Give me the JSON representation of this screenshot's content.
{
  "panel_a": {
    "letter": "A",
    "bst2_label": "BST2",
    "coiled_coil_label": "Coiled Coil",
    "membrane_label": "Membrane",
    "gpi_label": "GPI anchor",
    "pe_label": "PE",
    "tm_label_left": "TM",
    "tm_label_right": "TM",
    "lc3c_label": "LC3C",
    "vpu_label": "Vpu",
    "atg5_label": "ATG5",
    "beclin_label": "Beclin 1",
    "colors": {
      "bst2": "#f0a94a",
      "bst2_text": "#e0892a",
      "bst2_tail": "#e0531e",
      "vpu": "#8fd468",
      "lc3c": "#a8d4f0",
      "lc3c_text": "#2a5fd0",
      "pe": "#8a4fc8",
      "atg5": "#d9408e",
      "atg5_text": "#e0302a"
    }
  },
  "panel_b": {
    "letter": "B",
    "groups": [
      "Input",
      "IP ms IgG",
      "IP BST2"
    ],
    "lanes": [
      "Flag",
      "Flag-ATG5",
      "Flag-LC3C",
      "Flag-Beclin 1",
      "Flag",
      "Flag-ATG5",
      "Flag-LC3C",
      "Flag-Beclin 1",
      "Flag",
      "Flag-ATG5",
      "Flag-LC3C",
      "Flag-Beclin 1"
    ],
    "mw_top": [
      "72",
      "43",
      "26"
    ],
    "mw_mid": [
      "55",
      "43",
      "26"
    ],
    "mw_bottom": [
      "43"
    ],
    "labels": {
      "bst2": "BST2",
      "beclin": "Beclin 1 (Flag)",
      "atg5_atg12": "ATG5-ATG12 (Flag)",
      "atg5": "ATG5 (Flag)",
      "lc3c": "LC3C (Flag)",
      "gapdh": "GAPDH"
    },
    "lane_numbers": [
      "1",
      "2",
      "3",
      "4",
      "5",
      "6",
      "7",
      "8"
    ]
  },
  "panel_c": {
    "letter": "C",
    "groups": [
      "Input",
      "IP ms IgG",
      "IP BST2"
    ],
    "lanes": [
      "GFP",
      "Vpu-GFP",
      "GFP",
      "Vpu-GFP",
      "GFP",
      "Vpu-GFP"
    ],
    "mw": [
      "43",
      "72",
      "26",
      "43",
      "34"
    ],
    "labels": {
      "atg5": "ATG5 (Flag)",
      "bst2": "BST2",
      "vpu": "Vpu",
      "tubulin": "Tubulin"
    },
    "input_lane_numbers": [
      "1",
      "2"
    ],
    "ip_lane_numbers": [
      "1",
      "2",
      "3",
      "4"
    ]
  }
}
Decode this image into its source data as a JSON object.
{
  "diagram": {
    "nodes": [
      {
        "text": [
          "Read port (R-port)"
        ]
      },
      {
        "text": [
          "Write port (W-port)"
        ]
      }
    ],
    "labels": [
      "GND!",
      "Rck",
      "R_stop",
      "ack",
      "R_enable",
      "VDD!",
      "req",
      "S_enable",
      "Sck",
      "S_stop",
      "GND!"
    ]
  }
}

### What to do
Locate each line with the word "Beclin" and copy it.

### The completed task
    "beclin_label": "Beclin 1",
      "Flag-Beclin 1",
      "Flag-Beclin 1",
      "Flag-Beclin 1"
      "beclin": "Beclin 1 (Flag)",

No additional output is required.